>> start Information provided

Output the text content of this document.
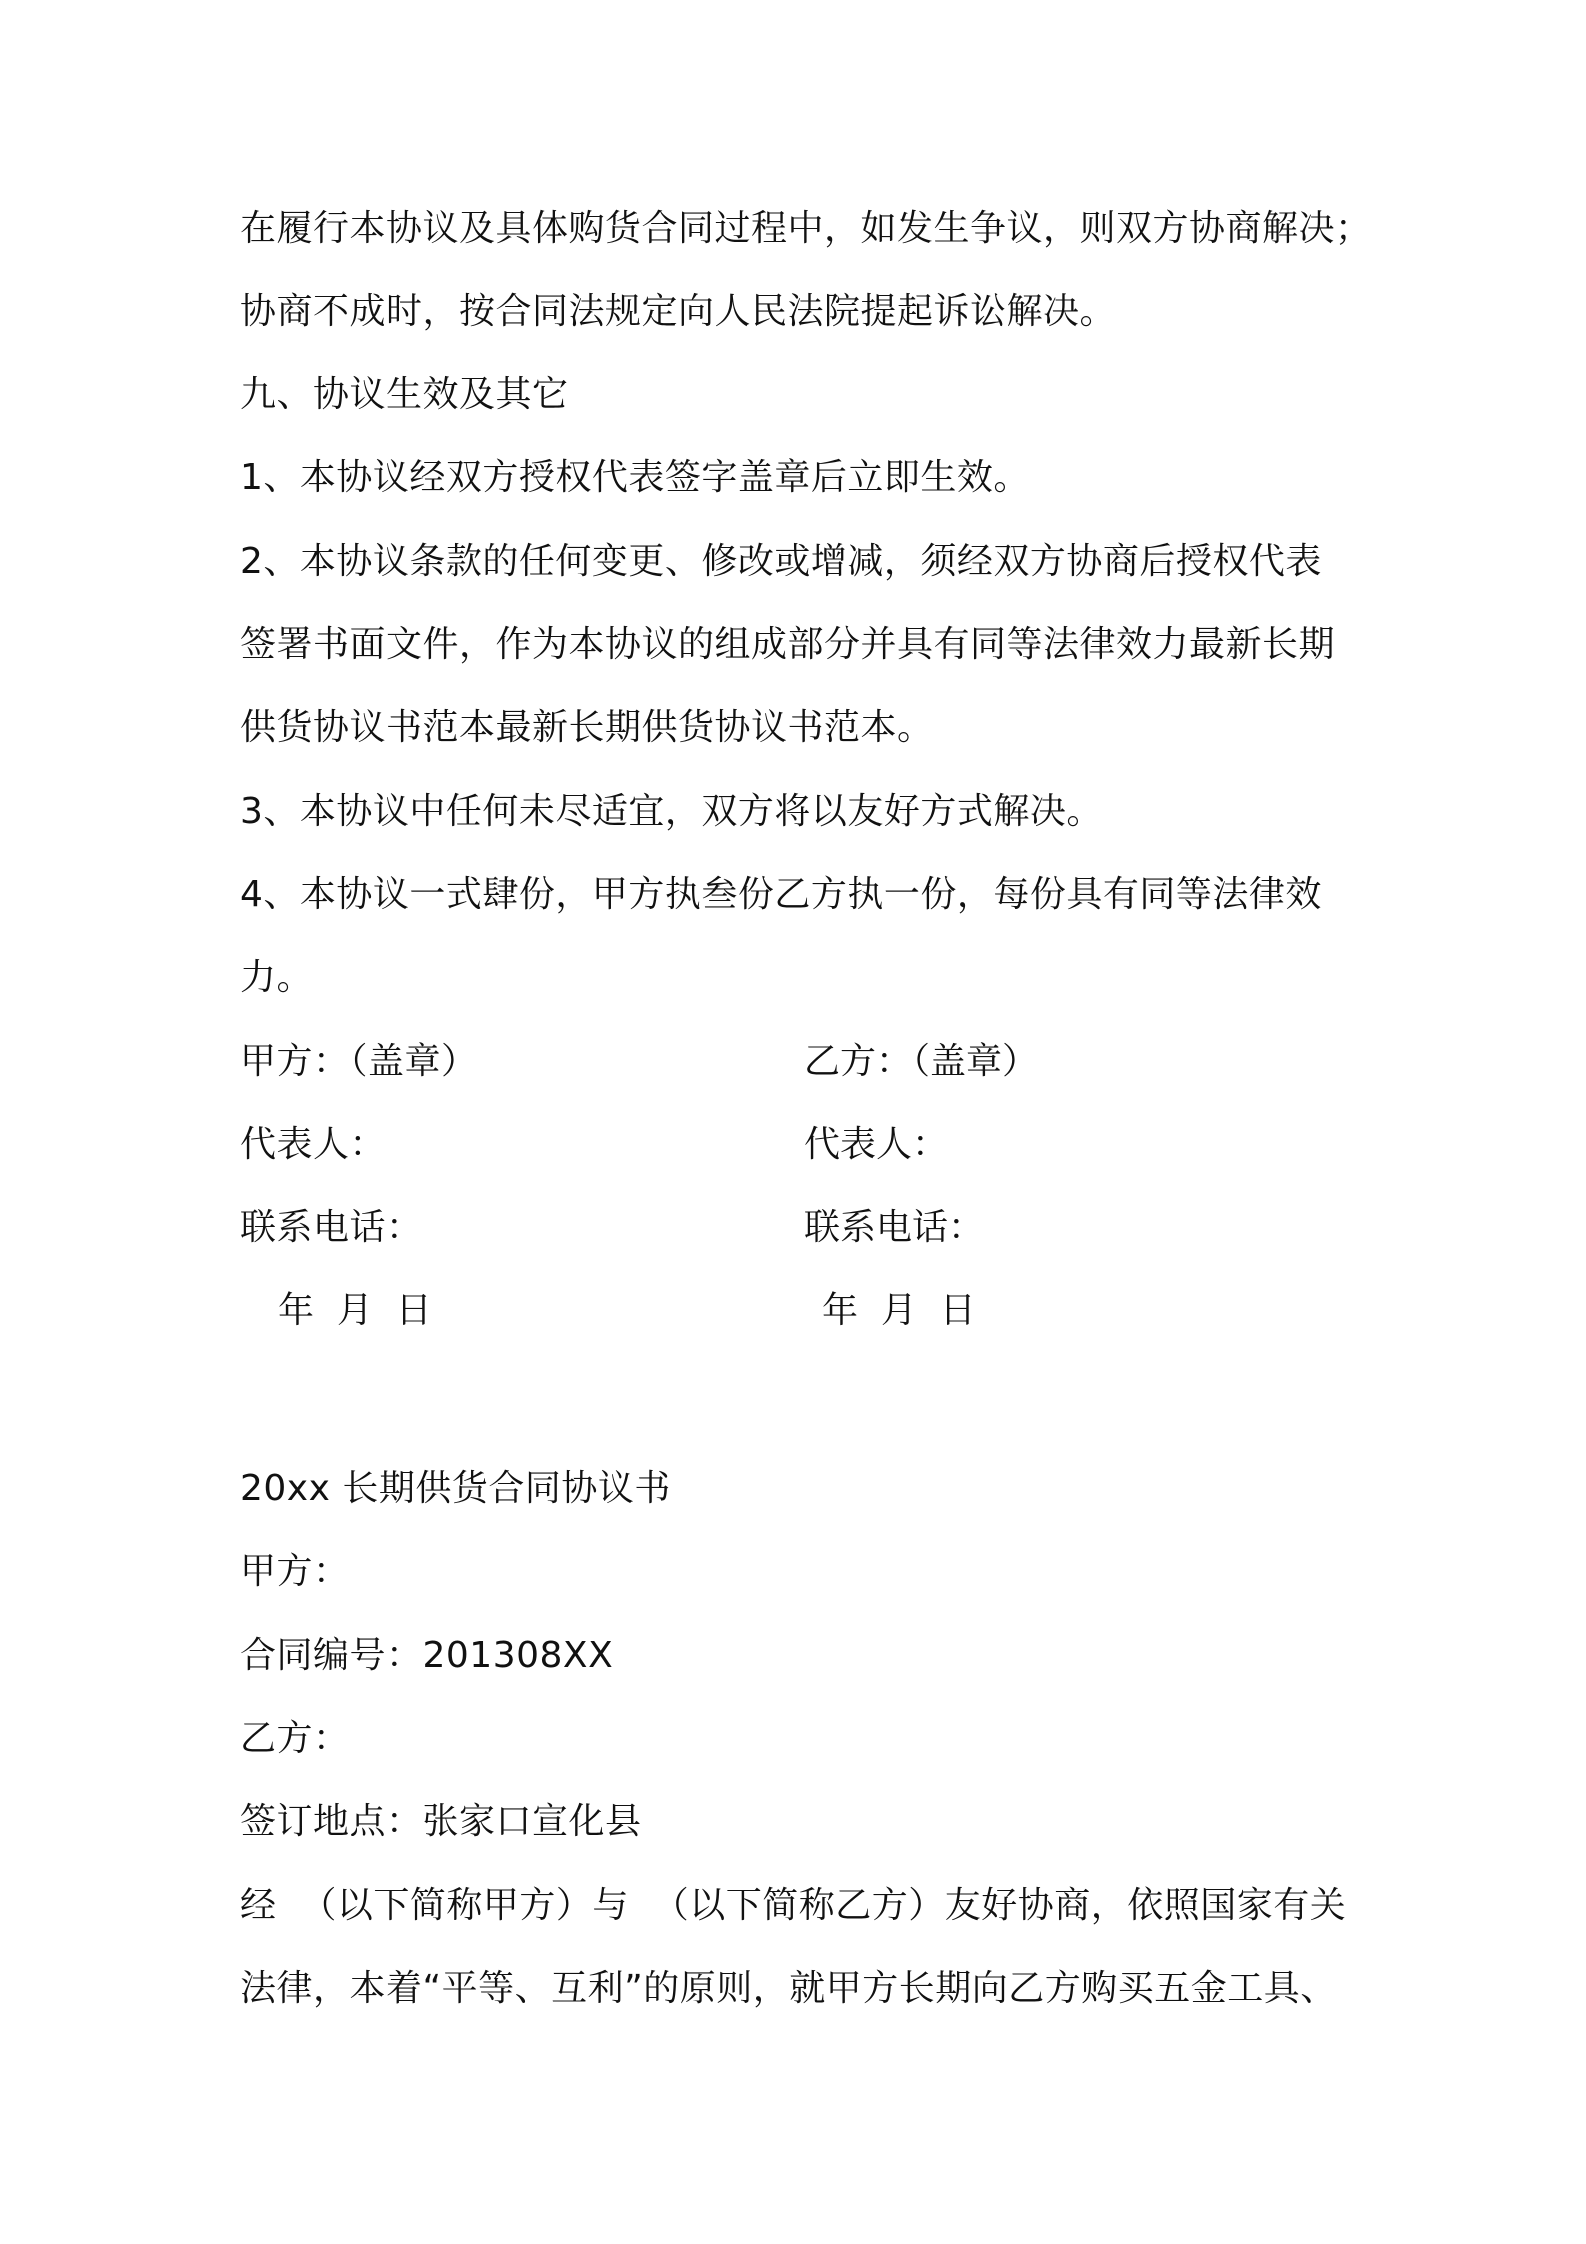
在履行本协议及具体购货合同过程中，如发生争议，则双方协商解决；
协商不成时，按合同法规定向人民法院提起诉讼解决。
九、协议生效及其它
1、本协议经双方授权代表签字盖章后立即生效。
2、本协议条款的任何变更、修改或增减，须经双方协商后授权代表
签署书面文件，作为本协议的组成部分并具有同等法律效力最新长期
供货协议书范本最新长期供货协议书范本。
3、本协议中任何未尽适宜，双方将以友好方式解决。
4、本协议一式肆份，甲方执叁份乙方执一份，每份具有同等法律效
力。
甲方：（盖章）	乙方：（盖章）
代表人：	代表人：
联系电话：	联系电话：
年  月  日	年  月  日
20xx 长期供货合同协议书
甲方：
合同编号：201308XX
乙方：
签订地点：张家口宣化县
经  （以下简称甲方）与  （以下简称乙方）友好协商，依照国家有关
法律，本着“平等、互利”的原则，就甲方长期向乙方购买五金工具、
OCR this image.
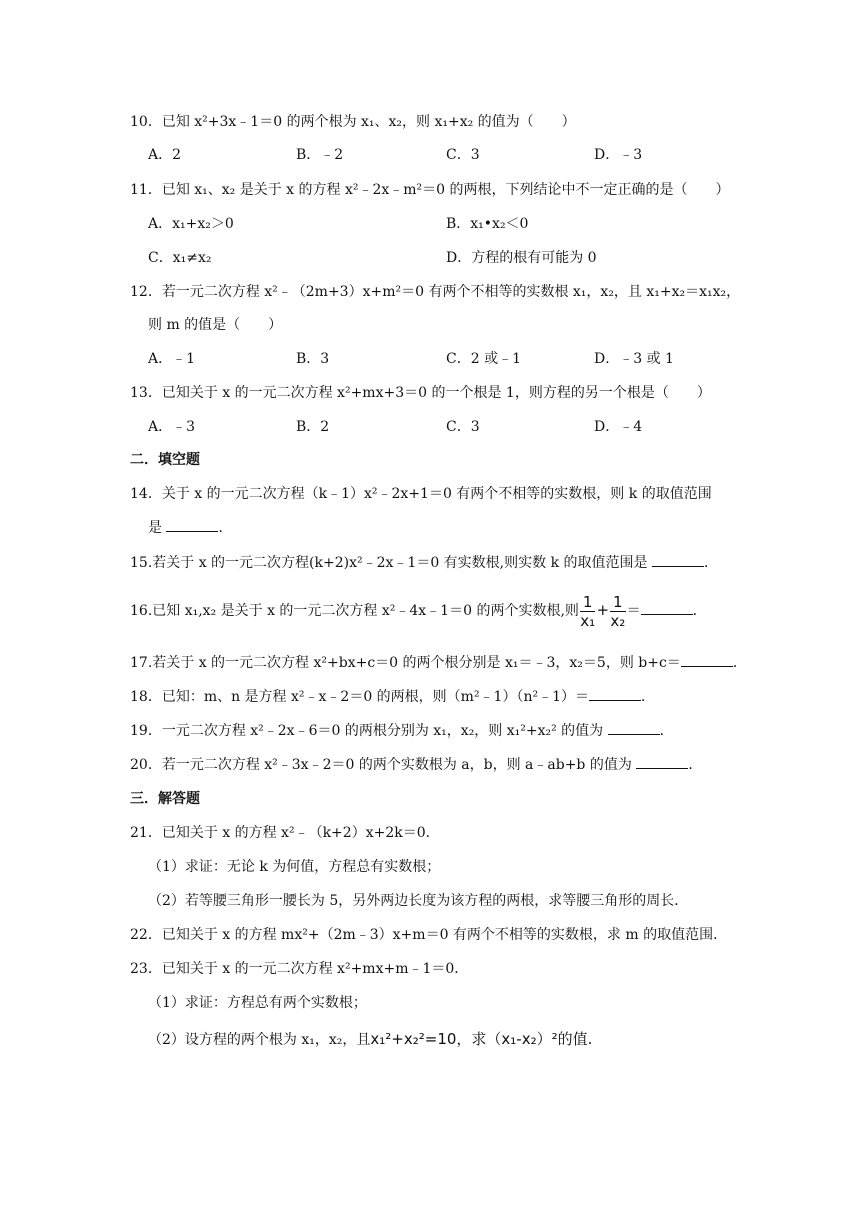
10．已知 x²+3x﹣1＝0 的两个根为 x₁、x₂，则 x₁+x₂ 的值为（　　）
A．2	B．﹣2	C．3	D．﹣3
11．已知 x₁、x₂ 是关于 x 的方程 x²﹣2x﹣m²＝0 的两根，下列结论中不一定正确的是（　　）
A．x₁+x₂＞0	B．x₁•x₂＜0
C．x₁≠x₂	D．方程的根有可能为 0
12．若一元二次方程 x²﹣（2m+3）x+m²＝0 有两个不相等的实数根 x₁，x₂，且 x₁+x₂＝x₁x₂，
则 m 的值是（　　）
A．﹣1	B．3	C．2 或﹣1	D．﹣3 或 1
13．已知关于 x 的一元二次方程 x²+mx+3＝0 的一个根是 1，则方程的另一个根是（　　）
A．﹣3	B．2	C．3	D．﹣4
二．填空题
14．关于 x 的一元二次方程（k﹣1）x²﹣2x+1＝0 有两个不相等的实数根，则 k 的取值范围
是	．
15.若关于 x 的一元二次方程(k+2)x²﹣2x﹣1＝0 有实数根,则实数 k 的取值范围是	．
16.已知 x₁,x₂ 是关于 x 的一元二次方程 x²﹣4x﹣1＝0 的两个实数根,则 $\frac{1}{\text{x₁}} + \frac{1}{\text{x₂}}$ ＝	．
17.若关于 x 的一元二次方程 x²+bx+c＝0 的两个根分别是 x₁＝﹣3，x₂＝5，则 b+c＝	．
18．已知：m、n 是方程 x²﹣x﹣2＝0 的两根，则（m²﹣1）（n²﹣1）＝	．
19．一元二次方程 x²﹣2x﹣6＝0 的两根分别为 x₁，x₂，则 x₁²+x₂² 的值为	．
20．若一元二次方程 x²﹣3x﹣2＝0 的两个实数根为 a，b，则 a﹣ab+b 的值为	．
三．解答题
21．已知关于 x 的方程 x²﹣（k+2）x+2k＝0．
（1）求证：无论 k 为何值，方程总有实数根；
（2）若等腰三角形一腰长为 5，另外两边长度为该方程的两根，求等腰三角形的周长．
22．已知关于 x 的方程 mx²+（2m﹣3）x+m＝0 有两个不相等的实数根，求 m 的取值范围．
23．已知关于 x 的一元二次方程 x²+mx+m﹣1＝0．
（1）求证：方程总有两个实数根；
（2）设方程的两个根为 x₁，x₂，且x₁²+x₂²=10，求（x₁-x₂）²的值.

>> end Information provided

Description of the task –
Give only the number of lines in the records that include the word "有两个不相等的实数根".

Written answer –
3